Currently, virtual power plants have made significant progress in addressing uncertainty problems and have developed rich theoretical and practical experiences. However, with the diversification of distributed energy resources and the complexity of the electricity market environment, virtual power plants still face multiple uncertainties during operation. These factors include the stochastic nature of renewable energy sources, the volatility of load demand, the frequent changes in power market prices, and the stochastic nature of electric vehicle charging and discharging behaviors. Although researchers have proposed various optimization methods to address these uncertainties, challenges such as high computational complexity, limited prediction accuracy, insufficient method versatility, and inadequate real-time response capability persist at this stage. Specifically, the uncertainty problem of virtual power plants can be analyzed in more detail in terms of both types and treatment methods.
First, starting from the types of virtual power plant uncertainties, the current virtual power plant uncertainties can be categorized as follows, as shown in Table 1 below:
(1)
Uncertainty of renewable energy output: The output of wind power and PVs has obvious randomness and volatility and is greatly affected by meteorological factors. In the actual operation process, these random fluctuations make forecasting and scheduling more difficult, especially in extreme weather conditions. Safe and stable operation is still a huge challenge.
(2)
Uncertainty of load demand: The randomness of user behavior and economic activities makes it difficult to forecast load accurately. Although the existing methods can improve the forecasting accuracy to a certain extent, it is still necessary to further improve the adaptability of the model and the accuracy of the forecast.
(3)
Uncertainty of market price: Spot market price fluctuations are frequent and large, directly affecting the economic efficiency of virtual power plants. Although the study proposes a variety of forecasting methods, the problems of real-time operation and accuracy have not been solved well.
(4)
Uncertainty of EV charging and discharging behavior: User driving habits, tariff strategies, charging facility layouts, and other factors make it difficult to accurately predict charging and discharging behaviors, and the current method has not yet comprehensively covered the reality of complex practical scenarios.
(5)
Integration of multiple uncertainties: The joint processing method of multiple uncertainties proposed by existing research still has the problems of high computational complexity and insufficient real-time response in practical applications.
Secondly, virtual power plants use a variety of methods for uncertainty handling, each with its advantages and limitations, as shown in Table 2 below:
(1)
Robust optimization: Robust optimization aims to ensure the safety and reliability of the system in the worst case, but its computational complexity is high, and the results are usually conservative, which may reduce the efficiency of resource use. However, this conservatism can be mitigated and the efficiency of resource utilization can be improved by setting the uncertainty reasonably and combining other methods.
(2)

# EXERCISES
A – Write out the passage on virtual power plant uncertainty from "Uncertainty of EV" up to and including "complex practical scenarios.".
B – Continue the passage on virtual power plant uncertainty from the point where it stops.

# GIVEN MATERIAL

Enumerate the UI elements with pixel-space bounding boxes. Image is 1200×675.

# TASK RESPONSES
A –
Uncertainty of EV charging and discharging behavior: User driving habits, tariff strategies, charging facility layouts, and other factors make it difficult to accurately predict charging and discharging behaviors, and the current method has not yet comprehensively covered the reality of complex practical scenarios.

B –
Stochastic optimization: Stochastic optimization handles uncertainty finely through multi-scenario analysis and can effectively analyze different possible scenarios. However, as the number of scenarios increases, the computational complexity of the model increases significantly, which may make it difficult to meet the real-time application requirements. Scenario-reduction techniques and scenario-screening methods can effectively reduce computational complexity.
(3)
Machine learning and chance constraints; Machine learning improves prediction accuracy, and chance constraints guarantee the reliability of the system. However, machine learning models have limited generalization ability and perform poorly in the face of unexpected events or untrained data.
(4)
Improved heuristic algorithm: Heuristic algorithms possess a high degree of flexibility and adaptability, but the results are less stable and susceptible to the initial values and parameter settings of the algorithm. To overcome this limitation, a more robust algorithmic framework or a mixture of other deterministic algorithms can be used.
(5)
Statistical methods (Copula/LASSO regression, etc.): Statistical methods can effectively analyze the correlation between data, but their performance is limited in the processing accuracy of high-dimensional data and complex scenes. The prediction accuracy of statistical methods can be significantly improved by data preprocessing and dimension-reduction techniques.
(6)
Interval optimization: Interval optimization methods are simple to compute and easy to understand and implement, but the results are usually conservative and may reduce the economic efficiency of the system. The use of dynamic interval adjustment strategies can effectively improve this problem.
(7)
Adaptive robust optimization: Adaptive robust optimization can dynamically adjust the decision according to real-time information, but the real-time response speed still needs to be further improved in practical applications. Improving the execution efficiency of the algorithm and adopting fast-solving techniques can effectively alleviate this problem.

5.2. Outlook

Given the current problems and challenges in uncertainty handling in virtual power plants, future research can focus on the following aspects:
(1)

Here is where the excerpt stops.